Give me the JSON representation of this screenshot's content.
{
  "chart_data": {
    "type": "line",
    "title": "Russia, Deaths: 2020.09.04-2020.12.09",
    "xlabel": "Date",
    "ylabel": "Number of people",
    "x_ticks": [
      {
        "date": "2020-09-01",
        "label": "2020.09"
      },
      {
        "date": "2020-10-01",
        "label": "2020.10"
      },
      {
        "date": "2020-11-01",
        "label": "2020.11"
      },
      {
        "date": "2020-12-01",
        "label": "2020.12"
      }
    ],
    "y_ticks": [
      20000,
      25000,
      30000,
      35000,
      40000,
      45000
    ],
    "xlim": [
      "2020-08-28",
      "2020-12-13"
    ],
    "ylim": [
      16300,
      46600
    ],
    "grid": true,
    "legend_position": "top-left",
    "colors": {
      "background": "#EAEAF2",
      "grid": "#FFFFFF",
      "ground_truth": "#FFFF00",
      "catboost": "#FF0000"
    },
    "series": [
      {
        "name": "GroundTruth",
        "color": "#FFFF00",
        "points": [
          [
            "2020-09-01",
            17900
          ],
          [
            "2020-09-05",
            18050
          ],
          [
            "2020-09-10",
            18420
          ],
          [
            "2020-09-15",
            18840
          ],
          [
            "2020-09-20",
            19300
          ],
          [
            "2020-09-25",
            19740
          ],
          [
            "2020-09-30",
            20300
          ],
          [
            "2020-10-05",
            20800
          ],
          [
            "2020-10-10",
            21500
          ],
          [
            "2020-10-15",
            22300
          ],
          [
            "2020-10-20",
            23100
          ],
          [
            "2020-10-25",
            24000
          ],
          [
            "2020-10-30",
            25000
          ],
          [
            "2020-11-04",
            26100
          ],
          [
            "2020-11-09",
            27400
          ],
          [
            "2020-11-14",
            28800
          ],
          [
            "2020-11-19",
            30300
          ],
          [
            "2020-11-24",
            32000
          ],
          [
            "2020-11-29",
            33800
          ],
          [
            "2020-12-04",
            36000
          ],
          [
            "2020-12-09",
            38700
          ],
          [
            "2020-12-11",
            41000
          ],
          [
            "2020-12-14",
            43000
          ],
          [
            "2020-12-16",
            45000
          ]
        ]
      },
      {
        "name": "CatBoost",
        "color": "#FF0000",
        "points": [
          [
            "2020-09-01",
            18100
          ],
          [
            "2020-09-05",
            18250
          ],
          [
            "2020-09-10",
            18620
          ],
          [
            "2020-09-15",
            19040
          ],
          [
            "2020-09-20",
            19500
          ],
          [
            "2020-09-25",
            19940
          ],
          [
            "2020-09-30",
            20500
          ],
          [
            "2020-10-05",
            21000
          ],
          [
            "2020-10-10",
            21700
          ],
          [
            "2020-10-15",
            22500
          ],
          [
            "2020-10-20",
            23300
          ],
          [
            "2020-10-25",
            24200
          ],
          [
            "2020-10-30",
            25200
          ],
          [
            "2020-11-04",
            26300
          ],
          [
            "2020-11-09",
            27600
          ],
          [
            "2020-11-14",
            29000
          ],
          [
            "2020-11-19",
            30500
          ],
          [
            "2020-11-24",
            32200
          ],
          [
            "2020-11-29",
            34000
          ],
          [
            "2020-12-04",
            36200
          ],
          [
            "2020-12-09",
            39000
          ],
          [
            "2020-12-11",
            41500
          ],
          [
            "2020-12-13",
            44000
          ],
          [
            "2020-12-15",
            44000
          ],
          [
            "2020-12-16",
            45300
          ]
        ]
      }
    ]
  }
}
+ + + +
Return each line of the data exactly as written above.

→ Solution to the problem:
Give me the JSON representation of this screenshot's content.
{
  "chart_data": {
    "type": "line",
    "title": "Russia, Deaths: 2020.09.04-2020.12.09",
    "xlabel": "Date",
    "ylabel": "Number of people",
    "x_ticks": [
      {
        "date": "2020-09-01",
        "label": "2020.09"
      },
      {
        "date": "2020-10-01",
        "label": "2020.10"
      },
      {
        "date": "2020-11-01",
        "label": "2020.11"
      },
      {
        "date": "2020-12-01",
        "label": "2020.12"
      }
    ],
    "y_ticks": [
      20000,
      25000,
      30000,
      35000,
      40000,
      45000
    ],
    "xlim": [
      "2020-08-28",
      "2020-12-13"
    ],
    "ylim": [
      16300,
      46600
    ],
    "grid": true,
    "legend_position": "top-left",
    "colors": {
      "background": "#EAEAF2",
      "grid": "#FFFFFF",
      "ground_truth": "#FFFF00",
      "catboost": "#FF0000"
    },
    "series": [
      {
        "name": "GroundTruth",
        "color": "#FFFF00",
        "points": [
          [
            "2020-09-01",
            17900
          ],
          [
            "2020-09-05",
            18050
          ],
          [
            "2020-09-10",
            18420
          ],
          [
            "2020-09-15",
            18840
          ],
          [
            "2020-09-20",
            19300
          ],
          [
            "2020-09-25",
            19740
          ],
          [
            "2020-09-30",
            20300
          ],
          [
            "2020-10-05",
            20800
          ],
          [
            "2020-10-10",
            21500
          ],
          [
            "2020-10-15",
            22300
          ],
          [
            "2020-10-20",
            23100
          ],
          [
            "2020-10-25",
            24000
          ],
          [
            "2020-10-30",
            25000
          ],
          [
            "2020-11-04",
            26100
          ],
          [
            "2020-11-09",
            27400
          ],
          [
            "2020-11-14",
            28800
          ],
          [
            "2020-11-19",
            30300
          ],
          [
            "2020-11-24",
            32000
          ],
          [
            "2020-11-29",
            33800
          ],
          [
            "2020-12-04",
            36000
          ],
          [
            "2020-12-09",
            38700
          ],
          [
            "2020-12-11",
            41000
          ],
          [
            "2020-12-14",
            43000
          ],
          [
            "2020-12-16",
            45000
          ]
        ]
      },
      {
        "name": "CatBoost",
        "color": "#FF0000",
        "points": [
          [
            "2020-09-01",
            18100
          ],
          [
            "2020-09-05",
            18250
          ],
          [
            "2020-09-10",
            18620
          ],
          [
            "2020-09-15",
            19040
          ],
          [
            "2020-09-20",
            19500
          ],
          [
            "2020-09-25",
            19940
          ],
          [
            "2020-09-30",
            20500
          ],
          [
            "2020-10-05",
            21000
          ],
          [
            "2020-10-10",
            21700
          ],
          [
            "2020-10-15",
            22500
          ],
          [
            "2020-10-20",
            23300
          ],
          [
            "2020-10-25",
            24200
          ],
          [
            "2020-10-30",
            25200
          ],
          [
            "2020-11-04",
            26300
          ],
          [
            "2020-11-09",
            27600
          ],
          [
            "2020-11-14",
            29000
          ],
          [
            "2020-11-19",
            30500
          ],
          [
            "2020-11-24",
            32200
          ],
          [
            "2020-11-29",
            34000
          ],
          [
            "2020-12-04",
            36200
          ],
          [
            "2020-12-09",
            39000
          ],
          [
            "2020-12-11",
            41500
          ],
          [
            "2020-12-13",
            44000
          ],
          [
            "2020-12-15",
            44000
          ],
          [
            "2020-12-16",
            45300
          ]
        ]
      }
    ]
  }
}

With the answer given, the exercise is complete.